[Task statement] What follows is a set of records, each of which is to be written out exactly.

+ + + + +

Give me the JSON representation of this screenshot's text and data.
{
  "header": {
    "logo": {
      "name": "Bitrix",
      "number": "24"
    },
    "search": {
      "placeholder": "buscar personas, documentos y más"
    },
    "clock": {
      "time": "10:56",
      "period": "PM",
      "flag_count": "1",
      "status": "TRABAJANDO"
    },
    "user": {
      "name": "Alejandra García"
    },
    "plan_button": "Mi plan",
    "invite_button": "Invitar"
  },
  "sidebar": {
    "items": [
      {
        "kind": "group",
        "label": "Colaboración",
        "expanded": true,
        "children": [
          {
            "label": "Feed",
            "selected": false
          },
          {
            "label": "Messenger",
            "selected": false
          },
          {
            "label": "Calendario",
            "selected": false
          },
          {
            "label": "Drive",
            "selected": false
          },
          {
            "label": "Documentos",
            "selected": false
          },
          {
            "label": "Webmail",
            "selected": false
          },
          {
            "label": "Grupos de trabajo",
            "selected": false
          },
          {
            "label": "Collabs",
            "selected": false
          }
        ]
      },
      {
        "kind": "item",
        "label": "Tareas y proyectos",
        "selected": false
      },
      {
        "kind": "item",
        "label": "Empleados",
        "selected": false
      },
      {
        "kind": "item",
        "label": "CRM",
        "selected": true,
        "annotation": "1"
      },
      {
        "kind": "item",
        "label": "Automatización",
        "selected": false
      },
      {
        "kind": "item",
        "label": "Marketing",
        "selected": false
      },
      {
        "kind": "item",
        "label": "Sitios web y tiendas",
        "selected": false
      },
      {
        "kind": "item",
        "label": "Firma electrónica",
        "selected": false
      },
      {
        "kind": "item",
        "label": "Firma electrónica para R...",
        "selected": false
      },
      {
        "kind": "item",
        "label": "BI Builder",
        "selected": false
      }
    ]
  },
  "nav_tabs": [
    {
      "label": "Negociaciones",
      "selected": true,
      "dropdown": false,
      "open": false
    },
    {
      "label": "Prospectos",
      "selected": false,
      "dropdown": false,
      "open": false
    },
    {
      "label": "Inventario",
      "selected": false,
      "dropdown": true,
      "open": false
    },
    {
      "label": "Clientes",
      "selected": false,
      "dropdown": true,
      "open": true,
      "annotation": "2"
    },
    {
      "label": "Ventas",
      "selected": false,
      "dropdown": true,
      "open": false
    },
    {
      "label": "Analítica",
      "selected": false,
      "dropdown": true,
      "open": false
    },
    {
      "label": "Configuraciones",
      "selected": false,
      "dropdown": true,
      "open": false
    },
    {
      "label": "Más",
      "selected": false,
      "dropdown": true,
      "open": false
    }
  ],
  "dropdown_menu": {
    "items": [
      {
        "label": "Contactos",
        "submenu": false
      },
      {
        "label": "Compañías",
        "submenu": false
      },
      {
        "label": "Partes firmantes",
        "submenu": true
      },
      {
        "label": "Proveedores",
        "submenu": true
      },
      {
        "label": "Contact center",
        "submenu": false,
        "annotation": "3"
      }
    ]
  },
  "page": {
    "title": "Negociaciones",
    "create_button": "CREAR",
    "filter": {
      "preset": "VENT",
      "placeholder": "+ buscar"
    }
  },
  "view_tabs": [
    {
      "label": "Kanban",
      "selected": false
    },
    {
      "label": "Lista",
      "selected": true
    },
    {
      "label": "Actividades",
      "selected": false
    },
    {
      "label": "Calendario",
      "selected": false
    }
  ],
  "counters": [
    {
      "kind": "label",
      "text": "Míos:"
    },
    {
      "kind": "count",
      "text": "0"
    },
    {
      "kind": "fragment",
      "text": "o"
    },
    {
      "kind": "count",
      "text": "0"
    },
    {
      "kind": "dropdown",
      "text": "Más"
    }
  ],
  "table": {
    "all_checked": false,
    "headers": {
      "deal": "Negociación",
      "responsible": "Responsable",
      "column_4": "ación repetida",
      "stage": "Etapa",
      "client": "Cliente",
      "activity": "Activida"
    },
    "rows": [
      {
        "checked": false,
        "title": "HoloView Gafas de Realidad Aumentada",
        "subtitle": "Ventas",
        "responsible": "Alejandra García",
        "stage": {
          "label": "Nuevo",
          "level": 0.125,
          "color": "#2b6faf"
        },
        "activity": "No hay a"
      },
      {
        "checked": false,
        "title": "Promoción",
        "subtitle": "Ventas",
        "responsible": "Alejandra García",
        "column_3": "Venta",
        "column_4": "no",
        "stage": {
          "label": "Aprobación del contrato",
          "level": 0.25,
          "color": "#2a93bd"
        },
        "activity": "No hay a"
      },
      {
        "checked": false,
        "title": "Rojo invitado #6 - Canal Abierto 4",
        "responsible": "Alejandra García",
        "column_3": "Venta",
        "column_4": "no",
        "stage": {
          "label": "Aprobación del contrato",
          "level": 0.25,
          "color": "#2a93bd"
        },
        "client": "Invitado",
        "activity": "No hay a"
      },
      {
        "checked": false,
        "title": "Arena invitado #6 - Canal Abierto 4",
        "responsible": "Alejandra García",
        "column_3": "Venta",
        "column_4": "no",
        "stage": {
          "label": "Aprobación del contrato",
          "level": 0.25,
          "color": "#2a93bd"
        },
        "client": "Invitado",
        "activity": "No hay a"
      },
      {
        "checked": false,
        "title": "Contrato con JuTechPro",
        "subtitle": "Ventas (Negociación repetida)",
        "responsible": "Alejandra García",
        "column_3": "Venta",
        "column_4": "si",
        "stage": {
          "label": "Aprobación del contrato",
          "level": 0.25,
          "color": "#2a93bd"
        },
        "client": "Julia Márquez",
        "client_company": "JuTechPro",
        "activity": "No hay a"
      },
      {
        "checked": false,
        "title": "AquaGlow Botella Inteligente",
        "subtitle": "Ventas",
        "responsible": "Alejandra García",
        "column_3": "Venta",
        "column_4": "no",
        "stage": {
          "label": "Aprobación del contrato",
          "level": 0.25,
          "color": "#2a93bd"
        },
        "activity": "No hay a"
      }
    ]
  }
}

+ + + + +

[Written solution]
Give me the JSON representation of this screenshot's text and data.
{
  "header": {
    "logo": {
      "name": "Bitrix",
      "number": "24"
    },
    "search": {
      "placeholder": "buscar personas, documentos y más"
    },
    "clock": {
      "time": "10:56",
      "period": "PM",
      "flag_count": "1",
      "status": "TRABAJANDO"
    },
    "user": {
      "name": "Alejandra García"
    },
    "plan_button": "Mi plan",
    "invite_button": "Invitar"
  },
  "sidebar": {
    "items": [
      {
        "kind": "group",
        "label": "Colaboración",
        "expanded": true,
        "children": [
          {
            "label": "Feed",
            "selected": false
          },
          {
            "label": "Messenger",
            "selected": false
          },
          {
            "label": "Calendario",
            "selected": false
          },
          {
            "label": "Drive",
            "selected": false
          },
          {
            "label": "Documentos",
            "selected": false
          },
          {
            "label": "Webmail",
            "selected": false
          },
          {
            "label": "Grupos de trabajo",
            "selected": false
          },
          {
            "label": "Collabs",
            "selected": false
          }
        ]
      },
      {
        "kind": "item",
        "label": "Tareas y proyectos",
        "selected": false
      },
      {
        "kind": "item",
        "label": "Empleados",
        "selected": false
      },
      {
        "kind": "item",
        "label": "CRM",
        "selected": true,
        "annotation": "1"
      },
      {
        "kind": "item",
        "label": "Automatización",
        "selected": false
      },
      {
        "kind": "item",
        "label": "Marketing",
        "selected": false
      },
      {
        "kind": "item",
        "label": "Sitios web y tiendas",
        "selected": false
      },
      {
        "kind": "item",
        "label": "Firma electrónica",
        "selected": false
      },
      {
        "kind": "item",
        "label": "Firma electrónica para R...",
        "selected": false
      },
      {
        "kind": "item",
        "label": "BI Builder",
        "selected": false
      }
    ]
  },
  "nav_tabs": [
    {
      "label": "Negociaciones",
      "selected": true,
      "dropdown": false,
      "open": false
    },
    {
      "label": "Prospectos",
      "selected": false,
      "dropdown": false,
      "open": false
    },
    {
      "label": "Inventario",
      "selected": false,
      "dropdown": true,
      "open": false
    },
    {
      "label": "Clientes",
      "selected": false,
      "dropdown": true,
      "open": true,
      "annotation": "2"
    },
    {
      "label": "Ventas",
      "selected": false,
      "dropdown": true,
      "open": false
    },
    {
      "label": "Analítica",
      "selected": false,
      "dropdown": true,
      "open": false
    },
    {
      "label": "Configuraciones",
      "selected": false,
      "dropdown": true,
      "open": false
    },
    {
      "label": "Más",
      "selected": false,
      "dropdown": true,
      "open": false
    }
  ],
  "dropdown_menu": {
    "items": [
      {
        "label": "Contactos",
        "submenu": false
      },
      {
        "label": "Compañías",
        "submenu": false
      },
      {
        "label": "Partes firmantes",
        "submenu": true
      },
      {
        "label": "Proveedores",
        "submenu": true
      },
      {
        "label": "Contact center",
        "submenu": false,
        "annotation": "3"
      }
    ]
  },
  "page": {
    "title": "Negociaciones",
    "create_button": "CREAR",
    "filter": {
      "preset": "VENT",
      "placeholder": "+ buscar"
    }
  },
  "view_tabs": [
    {
      "label": "Kanban",
      "selected": false
    },
    {
      "label": "Lista",
      "selected": true
    },
    {
      "label": "Actividades",
      "selected": false
    },
    {
      "label": "Calendario",
      "selected": false
    }
  ],
  "counters": [
    {
      "kind": "label",
      "text": "Míos:"
    },
    {
      "kind": "count",
      "text": "0"
    },
    {
      "kind": "fragment",
      "text": "o"
    },
    {
      "kind": "count",
      "text": "0"
    },
    {
      "kind": "dropdown",
      "text": "Más"
    }
  ],
  "table": {
    "all_checked": false,
    "headers": {
      "deal": "Negociación",
      "responsible": "Responsable",
      "column_4": "ación repetida",
      "stage": "Etapa",
      "client": "Cliente",
      "activity": "Activida"
    },
    "rows": [
      {
        "checked": false,
        "title": "HoloView Gafas de Realidad Aumentada",
        "subtitle": "Ventas",
        "responsible": "Alejandra García",
        "stage": {
          "label": "Nuevo",
          "level": 0.125,
          "color": "#2b6faf"
        },
        "activity": "No hay a"
      },
      {
        "checked": false,
        "title": "Promoción",
        "subtitle": "Ventas",
        "responsible": "Alejandra García",
        "column_3": "Venta",
        "column_4": "no",
        "stage": {
          "label": "Aprobación del contrato",
          "level": 0.25,
          "color": "#2a93bd"
        },
        "activity": "No hay a"
      },
      {
        "checked": false,
        "title": "Rojo invitado #6 - Canal Abierto 4",
        "responsible": "Alejandra García",
        "column_3": "Venta",
        "column_4": "no",
        "stage": {
          "label": "Aprobación del contrato",
          "level": 0.25,
          "color": "#2a93bd"
        },
        "client": "Invitado",
        "activity": "No hay a"
      },
      {
        "checked": false,
        "title": "Arena invitado #6 - Canal Abierto 4",
        "responsible": "Alejandra García",
        "column_3": "Venta",
        "column_4": "no",
        "stage": {
          "label": "Aprobación del contrato",
          "level": 0.25,
          "color": "#2a93bd"
        },
        "client": "Invitado",
        "activity": "No hay a"
      },
      {
        "checked": false,
        "title": "Contrato con JuTechPro",
        "subtitle": "Ventas (Negociación repetida)",
        "responsible": "Alejandra García",
        "column_3": "Venta",
        "column_4": "si",
        "stage": {
          "label": "Aprobación del contrato",
          "level": 0.25,
          "color": "#2a93bd"
        },
        "client": "Julia Márquez",
        "client_company": "JuTechPro",
        "activity": "No hay a"
      },
      {
        "checked": false,
        "title": "AquaGlow Botella Inteligente",
        "subtitle": "Ventas",
        "responsible": "Alejandra García",
        "column_3": "Venta",
        "column_4": "no",
        "stage": {
          "label": "Aprobación del contrato",
          "level": 0.25,
          "color": "#2a93bd"
        },
        "activity": "No hay a"
      }
    ]
  }
}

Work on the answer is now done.